> TASK REQUIREMENTS
Identify each line in the records below that contains the word "Temperature", and copy it.

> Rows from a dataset
------

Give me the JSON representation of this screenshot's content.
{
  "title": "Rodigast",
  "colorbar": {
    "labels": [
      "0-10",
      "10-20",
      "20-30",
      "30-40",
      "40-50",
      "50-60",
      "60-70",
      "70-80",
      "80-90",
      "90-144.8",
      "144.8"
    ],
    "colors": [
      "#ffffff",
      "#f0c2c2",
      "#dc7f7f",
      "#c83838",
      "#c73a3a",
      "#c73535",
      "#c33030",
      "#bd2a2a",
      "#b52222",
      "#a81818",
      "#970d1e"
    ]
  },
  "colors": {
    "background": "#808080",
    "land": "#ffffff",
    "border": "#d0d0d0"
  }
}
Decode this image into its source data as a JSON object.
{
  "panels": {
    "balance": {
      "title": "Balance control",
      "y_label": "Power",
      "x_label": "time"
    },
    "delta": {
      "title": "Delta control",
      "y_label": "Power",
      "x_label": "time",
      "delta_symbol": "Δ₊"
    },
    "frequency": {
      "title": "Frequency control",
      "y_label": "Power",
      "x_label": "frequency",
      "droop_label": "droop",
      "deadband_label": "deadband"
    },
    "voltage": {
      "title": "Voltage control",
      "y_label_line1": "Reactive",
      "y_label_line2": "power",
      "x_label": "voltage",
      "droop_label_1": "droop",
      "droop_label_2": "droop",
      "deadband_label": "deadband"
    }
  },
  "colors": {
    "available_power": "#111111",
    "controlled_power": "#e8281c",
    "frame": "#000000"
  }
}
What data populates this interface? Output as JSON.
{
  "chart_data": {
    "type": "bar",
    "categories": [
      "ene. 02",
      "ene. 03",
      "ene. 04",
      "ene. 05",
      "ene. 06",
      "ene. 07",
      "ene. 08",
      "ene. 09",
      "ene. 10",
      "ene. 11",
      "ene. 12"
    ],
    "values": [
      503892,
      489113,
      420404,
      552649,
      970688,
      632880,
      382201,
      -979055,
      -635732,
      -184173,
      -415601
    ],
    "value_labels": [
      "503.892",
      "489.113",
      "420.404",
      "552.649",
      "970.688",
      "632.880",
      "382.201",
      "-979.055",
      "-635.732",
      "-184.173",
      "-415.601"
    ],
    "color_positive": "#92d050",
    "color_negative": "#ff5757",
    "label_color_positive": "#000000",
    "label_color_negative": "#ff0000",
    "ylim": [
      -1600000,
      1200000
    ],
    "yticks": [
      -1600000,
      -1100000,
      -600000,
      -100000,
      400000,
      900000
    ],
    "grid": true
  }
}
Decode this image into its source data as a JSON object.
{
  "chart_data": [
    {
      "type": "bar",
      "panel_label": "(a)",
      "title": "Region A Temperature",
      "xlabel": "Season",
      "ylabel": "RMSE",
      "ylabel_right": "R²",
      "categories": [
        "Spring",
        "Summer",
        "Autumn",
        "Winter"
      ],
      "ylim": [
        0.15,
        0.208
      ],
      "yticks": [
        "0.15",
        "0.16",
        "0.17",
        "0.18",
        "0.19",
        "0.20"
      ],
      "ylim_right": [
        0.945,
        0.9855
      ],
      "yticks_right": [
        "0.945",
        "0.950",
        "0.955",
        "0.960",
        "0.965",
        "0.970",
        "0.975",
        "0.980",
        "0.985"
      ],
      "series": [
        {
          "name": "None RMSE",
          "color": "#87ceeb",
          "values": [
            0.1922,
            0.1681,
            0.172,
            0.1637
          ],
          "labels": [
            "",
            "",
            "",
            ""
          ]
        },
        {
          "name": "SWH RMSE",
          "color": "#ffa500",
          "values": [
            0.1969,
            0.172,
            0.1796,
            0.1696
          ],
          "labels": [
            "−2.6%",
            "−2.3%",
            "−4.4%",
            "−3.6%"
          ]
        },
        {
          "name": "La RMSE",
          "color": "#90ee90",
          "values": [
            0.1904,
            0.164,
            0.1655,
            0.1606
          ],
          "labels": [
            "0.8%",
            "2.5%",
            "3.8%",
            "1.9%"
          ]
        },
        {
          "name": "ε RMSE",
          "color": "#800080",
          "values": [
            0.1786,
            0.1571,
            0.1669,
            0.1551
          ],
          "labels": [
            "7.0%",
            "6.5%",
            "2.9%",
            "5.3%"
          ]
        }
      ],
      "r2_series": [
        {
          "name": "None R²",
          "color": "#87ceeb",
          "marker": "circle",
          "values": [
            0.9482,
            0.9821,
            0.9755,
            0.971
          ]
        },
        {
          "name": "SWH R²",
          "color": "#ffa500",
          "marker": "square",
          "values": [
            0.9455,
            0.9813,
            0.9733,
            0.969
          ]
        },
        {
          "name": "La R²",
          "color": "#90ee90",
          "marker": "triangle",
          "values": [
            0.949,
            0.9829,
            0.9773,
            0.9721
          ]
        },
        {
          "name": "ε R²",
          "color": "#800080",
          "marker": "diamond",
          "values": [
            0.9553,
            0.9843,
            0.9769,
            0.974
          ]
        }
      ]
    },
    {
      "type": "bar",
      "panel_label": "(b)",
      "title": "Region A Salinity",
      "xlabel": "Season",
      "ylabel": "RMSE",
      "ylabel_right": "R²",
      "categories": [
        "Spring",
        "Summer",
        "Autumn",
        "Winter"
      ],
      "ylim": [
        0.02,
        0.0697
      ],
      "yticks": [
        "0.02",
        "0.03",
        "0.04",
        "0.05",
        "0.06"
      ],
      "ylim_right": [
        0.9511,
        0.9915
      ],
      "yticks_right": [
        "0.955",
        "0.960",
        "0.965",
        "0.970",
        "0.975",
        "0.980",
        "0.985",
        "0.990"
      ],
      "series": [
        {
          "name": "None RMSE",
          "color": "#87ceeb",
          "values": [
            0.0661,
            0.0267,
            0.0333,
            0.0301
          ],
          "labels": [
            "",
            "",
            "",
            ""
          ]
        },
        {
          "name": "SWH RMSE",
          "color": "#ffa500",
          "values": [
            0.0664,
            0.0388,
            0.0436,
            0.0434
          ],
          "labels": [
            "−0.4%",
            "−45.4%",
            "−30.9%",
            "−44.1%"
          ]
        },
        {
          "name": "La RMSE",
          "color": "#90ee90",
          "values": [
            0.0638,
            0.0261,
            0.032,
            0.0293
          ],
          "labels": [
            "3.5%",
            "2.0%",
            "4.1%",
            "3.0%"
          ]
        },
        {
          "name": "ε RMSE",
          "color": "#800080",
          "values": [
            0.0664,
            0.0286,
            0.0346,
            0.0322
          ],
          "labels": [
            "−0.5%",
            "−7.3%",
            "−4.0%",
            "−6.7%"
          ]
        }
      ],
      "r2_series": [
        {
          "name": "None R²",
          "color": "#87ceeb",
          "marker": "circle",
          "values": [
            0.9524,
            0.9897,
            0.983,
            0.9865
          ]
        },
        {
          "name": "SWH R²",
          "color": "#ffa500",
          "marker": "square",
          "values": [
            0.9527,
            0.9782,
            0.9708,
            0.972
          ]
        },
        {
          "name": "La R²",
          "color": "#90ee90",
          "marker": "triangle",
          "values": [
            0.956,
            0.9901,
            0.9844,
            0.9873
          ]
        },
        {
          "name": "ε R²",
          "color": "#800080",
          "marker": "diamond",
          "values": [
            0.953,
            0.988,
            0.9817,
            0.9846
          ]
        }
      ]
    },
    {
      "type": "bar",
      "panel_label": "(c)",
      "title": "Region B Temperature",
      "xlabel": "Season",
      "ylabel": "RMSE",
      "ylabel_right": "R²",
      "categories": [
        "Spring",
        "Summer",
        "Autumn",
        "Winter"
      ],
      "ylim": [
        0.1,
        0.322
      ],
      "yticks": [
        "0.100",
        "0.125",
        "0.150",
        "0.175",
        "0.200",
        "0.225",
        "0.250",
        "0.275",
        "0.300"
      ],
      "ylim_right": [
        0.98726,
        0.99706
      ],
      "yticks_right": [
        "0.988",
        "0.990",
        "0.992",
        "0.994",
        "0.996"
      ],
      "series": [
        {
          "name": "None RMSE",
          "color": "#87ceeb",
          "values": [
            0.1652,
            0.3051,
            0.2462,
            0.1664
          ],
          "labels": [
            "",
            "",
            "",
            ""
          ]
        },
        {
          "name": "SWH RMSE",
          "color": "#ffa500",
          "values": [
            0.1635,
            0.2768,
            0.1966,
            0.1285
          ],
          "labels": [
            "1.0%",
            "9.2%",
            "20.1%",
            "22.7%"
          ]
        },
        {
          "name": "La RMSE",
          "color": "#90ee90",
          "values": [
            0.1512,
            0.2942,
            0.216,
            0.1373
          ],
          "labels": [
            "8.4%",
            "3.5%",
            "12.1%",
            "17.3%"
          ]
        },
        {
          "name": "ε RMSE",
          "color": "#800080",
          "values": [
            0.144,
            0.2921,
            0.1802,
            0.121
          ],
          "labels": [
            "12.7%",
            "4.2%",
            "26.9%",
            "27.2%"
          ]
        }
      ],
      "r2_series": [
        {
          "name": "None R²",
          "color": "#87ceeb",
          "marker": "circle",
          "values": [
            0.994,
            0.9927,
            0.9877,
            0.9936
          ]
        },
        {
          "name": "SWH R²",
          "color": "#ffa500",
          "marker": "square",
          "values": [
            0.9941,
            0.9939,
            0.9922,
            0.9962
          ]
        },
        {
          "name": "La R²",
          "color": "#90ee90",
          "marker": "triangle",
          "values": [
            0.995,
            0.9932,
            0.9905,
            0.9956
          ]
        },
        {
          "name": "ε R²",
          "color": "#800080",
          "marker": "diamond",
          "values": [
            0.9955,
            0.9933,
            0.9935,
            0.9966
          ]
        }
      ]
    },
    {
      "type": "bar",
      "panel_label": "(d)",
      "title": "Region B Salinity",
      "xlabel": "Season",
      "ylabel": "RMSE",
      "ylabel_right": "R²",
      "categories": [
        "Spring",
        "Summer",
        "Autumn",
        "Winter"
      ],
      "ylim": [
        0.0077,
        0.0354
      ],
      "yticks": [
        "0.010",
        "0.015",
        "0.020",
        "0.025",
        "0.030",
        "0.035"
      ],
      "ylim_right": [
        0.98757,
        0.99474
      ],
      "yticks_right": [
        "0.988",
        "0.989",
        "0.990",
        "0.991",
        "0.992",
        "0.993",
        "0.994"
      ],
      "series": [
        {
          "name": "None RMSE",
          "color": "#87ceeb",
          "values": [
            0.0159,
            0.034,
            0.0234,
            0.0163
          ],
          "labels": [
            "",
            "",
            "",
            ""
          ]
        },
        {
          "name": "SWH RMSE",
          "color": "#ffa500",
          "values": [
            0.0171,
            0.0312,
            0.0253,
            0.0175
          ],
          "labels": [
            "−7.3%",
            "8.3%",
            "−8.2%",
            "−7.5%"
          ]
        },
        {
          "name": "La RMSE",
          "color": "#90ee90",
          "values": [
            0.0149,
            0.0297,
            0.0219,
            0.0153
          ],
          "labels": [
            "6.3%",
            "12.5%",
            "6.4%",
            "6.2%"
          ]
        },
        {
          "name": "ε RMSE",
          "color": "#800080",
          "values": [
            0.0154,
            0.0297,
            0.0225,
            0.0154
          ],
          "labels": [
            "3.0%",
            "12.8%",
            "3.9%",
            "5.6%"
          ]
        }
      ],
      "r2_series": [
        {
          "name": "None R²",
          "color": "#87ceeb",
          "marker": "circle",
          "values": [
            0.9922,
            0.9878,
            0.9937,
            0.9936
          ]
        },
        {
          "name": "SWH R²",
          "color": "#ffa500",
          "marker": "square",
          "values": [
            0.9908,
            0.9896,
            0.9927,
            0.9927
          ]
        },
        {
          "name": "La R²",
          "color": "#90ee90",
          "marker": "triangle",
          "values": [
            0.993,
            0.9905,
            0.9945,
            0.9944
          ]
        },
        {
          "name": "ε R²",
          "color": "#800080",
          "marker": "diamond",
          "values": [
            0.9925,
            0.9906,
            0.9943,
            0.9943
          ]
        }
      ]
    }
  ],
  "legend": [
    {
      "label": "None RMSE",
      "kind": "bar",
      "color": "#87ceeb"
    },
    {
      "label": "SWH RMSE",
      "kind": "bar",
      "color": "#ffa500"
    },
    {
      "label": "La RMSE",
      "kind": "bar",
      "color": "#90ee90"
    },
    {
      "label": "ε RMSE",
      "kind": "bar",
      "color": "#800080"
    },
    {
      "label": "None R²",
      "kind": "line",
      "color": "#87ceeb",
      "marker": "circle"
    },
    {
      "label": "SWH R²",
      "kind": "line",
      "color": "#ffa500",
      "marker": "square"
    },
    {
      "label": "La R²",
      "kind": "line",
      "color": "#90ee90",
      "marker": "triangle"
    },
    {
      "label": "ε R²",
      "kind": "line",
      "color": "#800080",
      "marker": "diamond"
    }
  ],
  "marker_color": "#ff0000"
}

------

> WORKED ANSWER
      "title": "Region A Temperature",
      "title": "Region B Temperature",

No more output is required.